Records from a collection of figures
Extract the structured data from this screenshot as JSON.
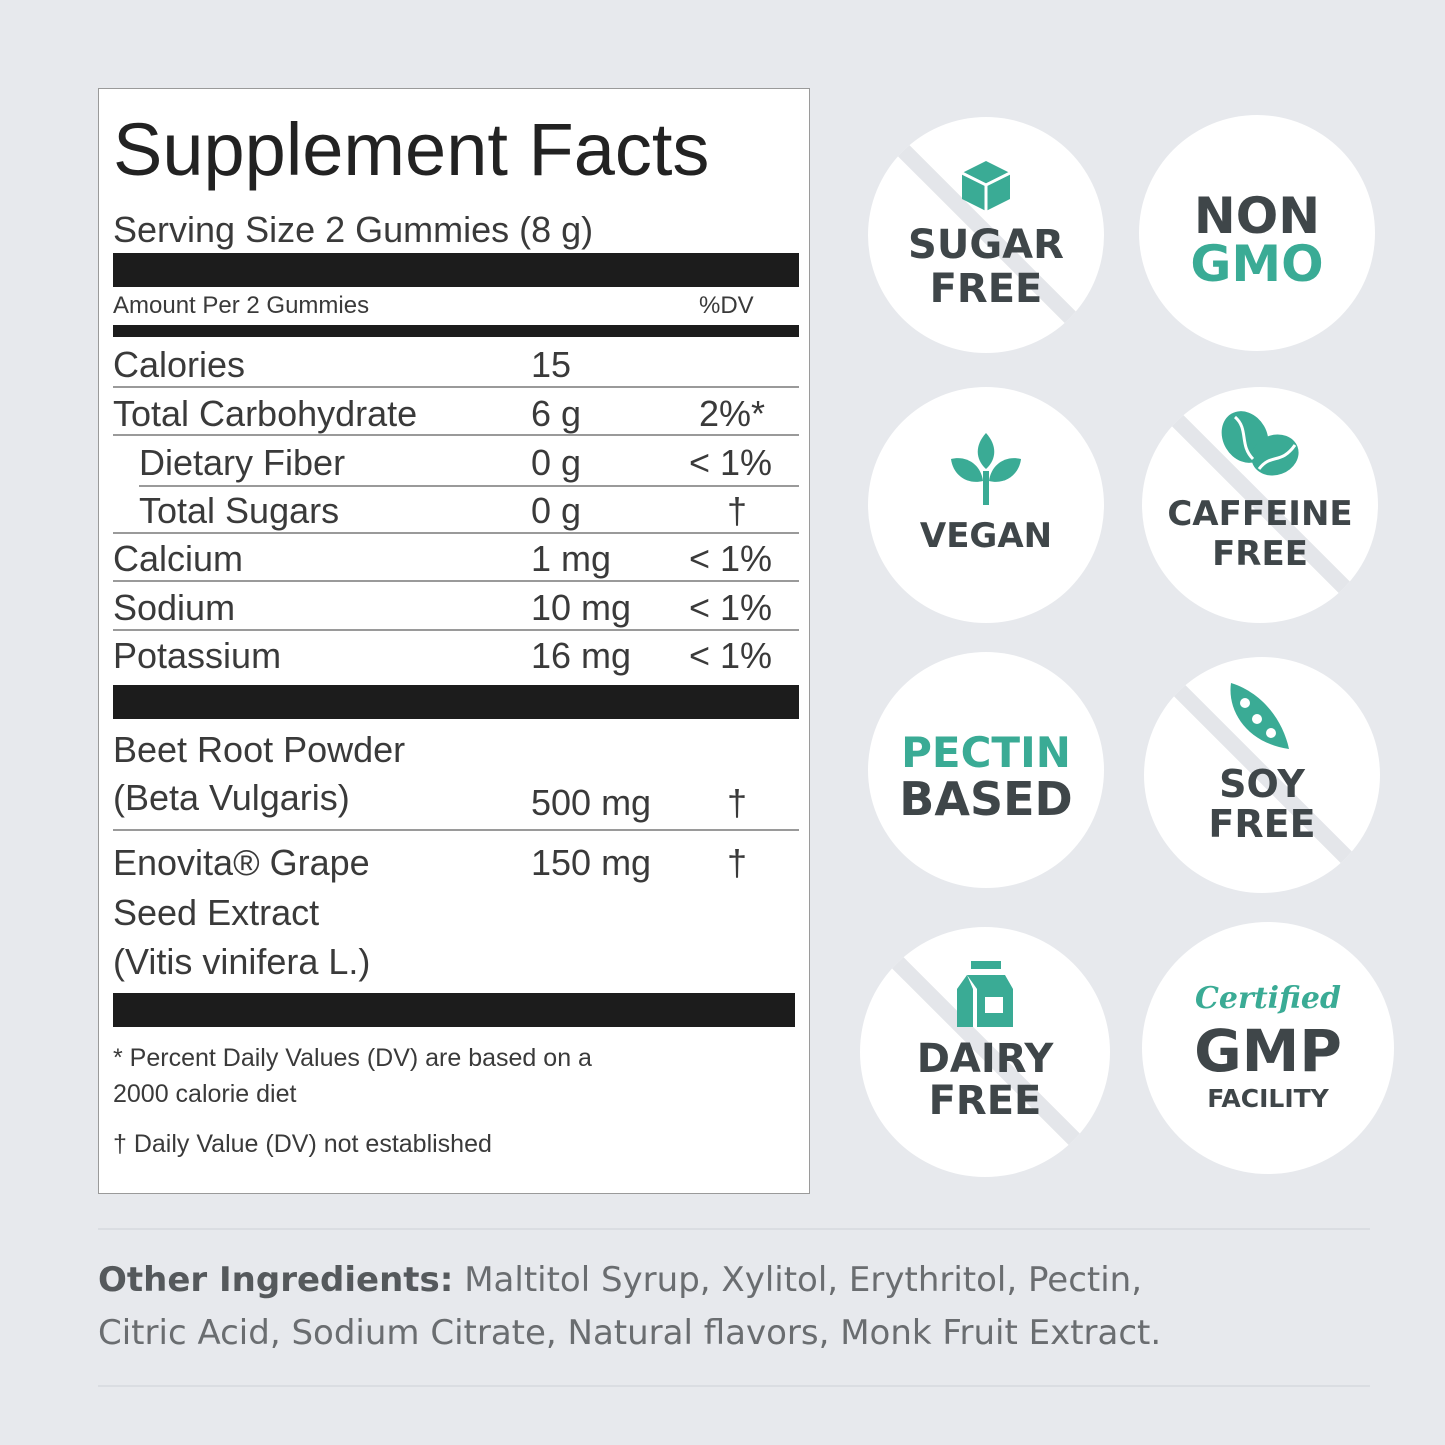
{
  "facts": {
    "title": "Supplement Facts",
    "serving_size": "Serving Size 2 Gummies (8 g)",
    "amount_per": "Amount Per 2 Gummies",
    "dv_header": "%DV",
    "nutrients": [
      {
        "name": "Calories",
        "amount": "15",
        "dv": ""
      },
      {
        "name": "Total Carbohydrate",
        "amount": "6 g",
        "dv": "2%*"
      },
      {
        "name": "Dietary Fiber",
        "amount": "0 g",
        "dv": "< 1%"
      },
      {
        "name": "Total Sugars",
        "amount": "0 g",
        "dv": "†"
      },
      {
        "name": "Calcium",
        "amount": "1 mg",
        "dv": "< 1%"
      },
      {
        "name": "Sodium",
        "amount": "10 mg",
        "dv": "< 1%"
      },
      {
        "name": "Potassium",
        "amount": "16 mg",
        "dv": "< 1%"
      }
    ],
    "ingredients": [
      {
        "name_line1": "Beet Root Powder",
        "name_line2": "(Beta Vulgaris)",
        "amount": "500 mg",
        "dv": "†"
      },
      {
        "name_line1": "Enovita® Grape",
        "name_line2": "Seed Extract",
        "name_line3": "(Vitis vinifera L.)",
        "amount": "150 mg",
        "dv": "†"
      }
    ],
    "footnote_1_line1": "* Percent Daily Values (DV) are based on a",
    "footnote_1_line2": "2000 calorie diet",
    "footnote_2": "† Daily Value (DV) not established"
  },
  "badges": [
    {
      "line1": "SUGAR",
      "line2": "FREE",
      "icon": "sugar-cube-icon"
    },
    {
      "line1": "NON",
      "line2": "GMO"
    },
    {
      "line1": "VEGAN",
      "icon": "plant-sprout-icon"
    },
    {
      "line1": "CAFFEINE",
      "line2": "FREE",
      "icon": "coffee-bean-icon"
    },
    {
      "line1": "PECTIN",
      "line2": "BASED"
    },
    {
      "line1": "SOY",
      "line2": "FREE",
      "icon": "soy-pod-icon"
    },
    {
      "line1": "DAIRY",
      "line2": "FREE",
      "icon": "milk-carton-icon"
    },
    {
      "line1": "Certified",
      "line2": "GMP",
      "line3": "FACILITY"
    }
  ],
  "other_ingredients": {
    "label": "Other Ingredients:",
    "line1": " Maltitol Syrup, Xylitol, Erythritol, Pectin,",
    "line2": "Citric Acid, Sodium Citrate, Natural flavors, Monk Fruit Extract."
  },
  "colors": {
    "accent": "#3aab95",
    "badge_text": "#3f4649",
    "background": "#e7e9ed"
  }
}
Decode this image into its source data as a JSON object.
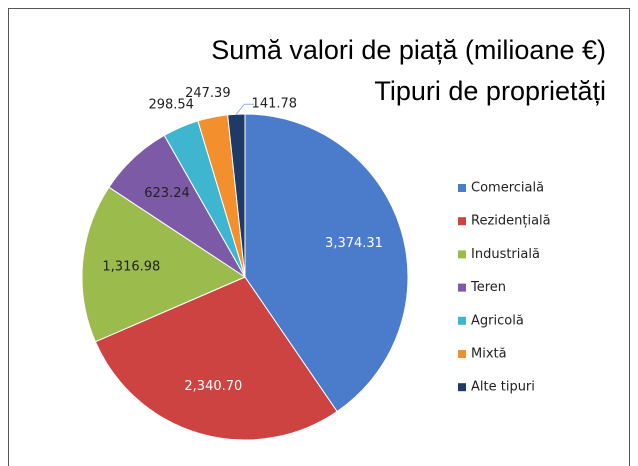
{
  "chart_data": {
    "type": "pie",
    "title": "Sumă valori de piață (milioane €)",
    "subtitle": "Tipuri de proprietăți",
    "categories": [
      "Comercială",
      "Rezidențială",
      "Industrială",
      "Teren",
      "Agricolă",
      "Mixtă",
      "Alte tipuri"
    ],
    "values": [
      3374.31,
      2340.7,
      1316.98,
      623.24,
      298.54,
      247.39,
      141.78
    ],
    "value_labels": [
      "3,374.31",
      "2,340.70",
      "1,316.98",
      "623.24",
      "298.54",
      "247.39",
      "141.78"
    ],
    "colors": [
      "#4a7ccb",
      "#cd4342",
      "#9bbb4c",
      "#7c5aa6",
      "#3eb6cf",
      "#f48f2d",
      "#1f3a66"
    ],
    "legend": "right"
  }
}
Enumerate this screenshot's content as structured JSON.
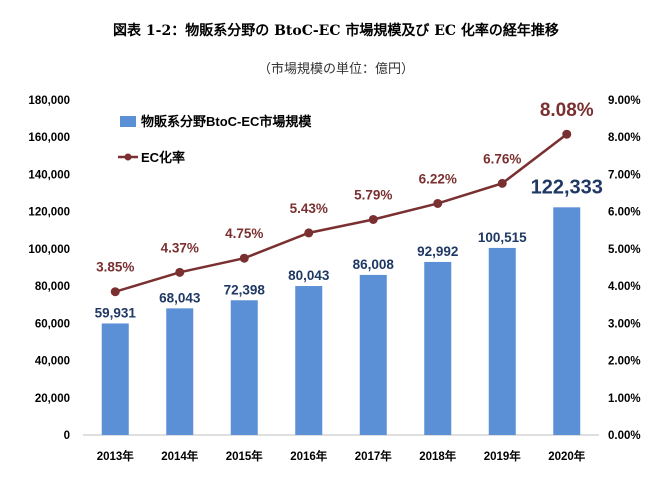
{
  "chart_data": {
    "type": "bar+line",
    "title": "図表 1-2：物販系分野の BtoC-EC 市場規模及び EC 化率の経年推移",
    "subtitle": "（市場規模の単位：億円）",
    "categories": [
      "2013年",
      "2014年",
      "2015年",
      "2016年",
      "2017年",
      "2018年",
      "2019年",
      "2020年"
    ],
    "series": [
      {
        "name": "物販系分野BtoC-EC市場規模",
        "type": "bar",
        "axis": "left",
        "values": [
          59931,
          68043,
          72398,
          80043,
          86008,
          92992,
          100515,
          122333
        ],
        "labels": [
          "59,931",
          "68,043",
          "72,398",
          "80,043",
          "86,008",
          "92,992",
          "100,515",
          "122,333"
        ],
        "color": "#5b8fd6"
      },
      {
        "name": "EC化率",
        "type": "line",
        "axis": "right",
        "values": [
          3.85,
          4.37,
          4.75,
          5.43,
          5.79,
          6.22,
          6.76,
          8.08
        ],
        "labels": [
          "3.85%",
          "4.37%",
          "4.75%",
          "5.43%",
          "5.79%",
          "6.22%",
          "6.76%",
          "8.08%"
        ],
        "color": "#7a3030"
      }
    ],
    "left_axis": {
      "min": 0,
      "max": 180000,
      "step": 20000,
      "tick_labels": [
        "0",
        "20,000",
        "40,000",
        "60,000",
        "80,000",
        "100,000",
        "120,000",
        "140,000",
        "160,000",
        "180,000"
      ]
    },
    "right_axis": {
      "min": 0,
      "max": 9,
      "step": 1,
      "tick_labels": [
        "0.00%",
        "1.00%",
        "2.00%",
        "3.00%",
        "4.00%",
        "5.00%",
        "6.00%",
        "7.00%",
        "8.00%",
        "9.00%"
      ]
    },
    "legend_position": "top-left",
    "colors": {
      "bar_label": "#1f3864",
      "line_label": "#7a3030",
      "axis_text": "#000000"
    }
  }
}
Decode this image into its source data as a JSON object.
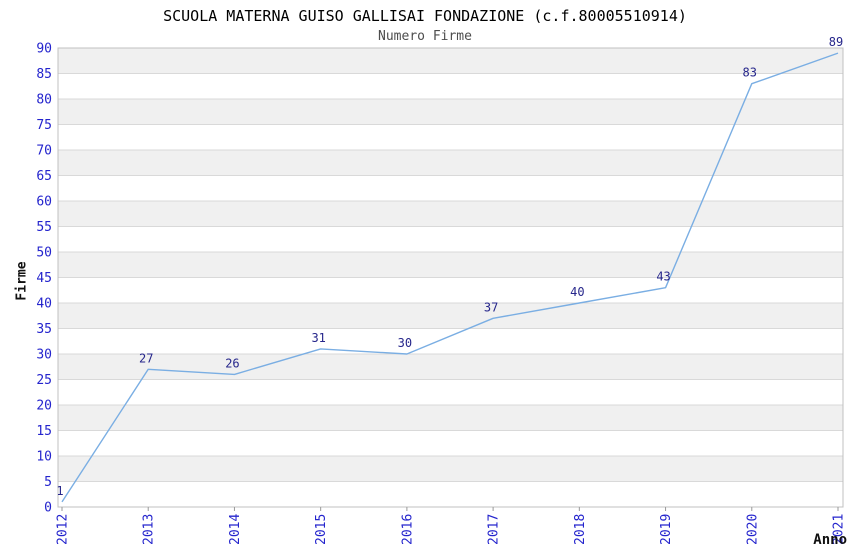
{
  "chart_data": {
    "type": "line",
    "title": "SCUOLA MATERNA GUISO GALLISAI FONDAZIONE (c.f.80005510914)",
    "subtitle": "Numero Firme",
    "xlabel": "Anno",
    "ylabel": "Firme",
    "categories": [
      "2012",
      "2013",
      "2014",
      "2015",
      "2016",
      "2017",
      "2018",
      "2019",
      "2020",
      "2021"
    ],
    "series": [
      {
        "name": "Numero Firme",
        "values": [
          1,
          27,
          26,
          31,
          30,
          37,
          40,
          43,
          83,
          89
        ]
      }
    ],
    "ylim": [
      0,
      90
    ],
    "ytick_step": 5,
    "legend": "none",
    "grid": "horizontal-bands",
    "data_labels_visible": true,
    "colors": {
      "line": "#7aaee3",
      "tick_labels": "#2424cd",
      "data_labels": "#26268b",
      "band": "#f0f0f0",
      "gridline": "#d9d9d9",
      "border": "#c0c0c0",
      "axis_tick": "#999999",
      "title": "#000000",
      "subtitle": "#4d4d4d"
    }
  }
}
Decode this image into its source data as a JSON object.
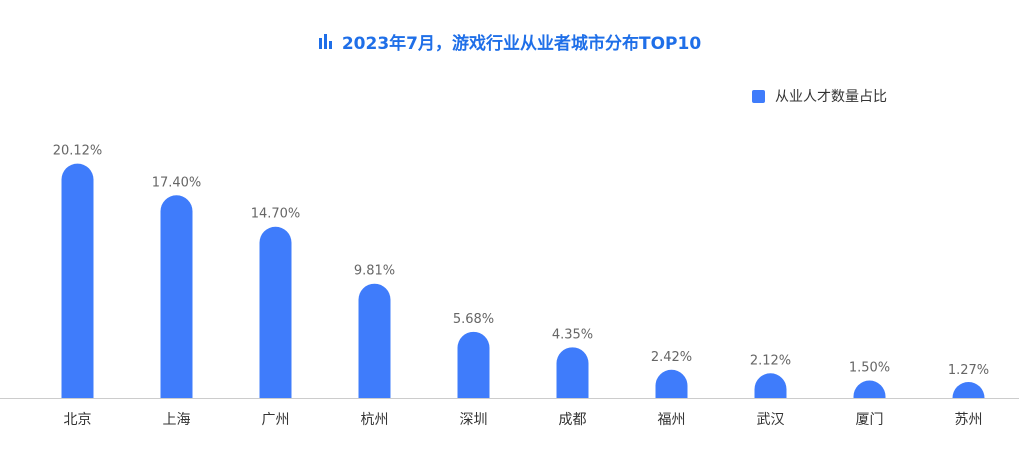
{
  "title": "2023年7月，游戏行业从业者城市分布TOP10",
  "title_icon": "bar-chart-icon",
  "colors": {
    "title": "#1f6fe8",
    "bar": "#3f7cfb",
    "axis": "#cccccc",
    "value_label": "#666666",
    "category_label": "#333333"
  },
  "chart_data": {
    "type": "bar",
    "title": "2023年7月，游戏行业从业者城市分布TOP10",
    "xlabel": "",
    "ylabel": "",
    "ylim": [
      0,
      21
    ],
    "grid": false,
    "legend_position": "top-right",
    "categories": [
      "北京",
      "上海",
      "广州",
      "杭州",
      "深圳",
      "成都",
      "福州",
      "武汉",
      "厦门",
      "苏州"
    ],
    "series": [
      {
        "name": "从业人才数量占比",
        "values": [
          20.12,
          17.4,
          14.7,
          9.81,
          5.68,
          4.35,
          2.42,
          2.12,
          1.5,
          1.27
        ],
        "labels": [
          "20.12%",
          "17.40%",
          "14.70%",
          "9.81%",
          "5.68%",
          "4.35%",
          "2.42%",
          "2.12%",
          "1.50%",
          "1.27%"
        ]
      }
    ]
  }
}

**Task directions**
Collect each line holding the string "Numero".

**Full output**
    "subtitle": "Numero Firme",
        "name": "Numero Firme",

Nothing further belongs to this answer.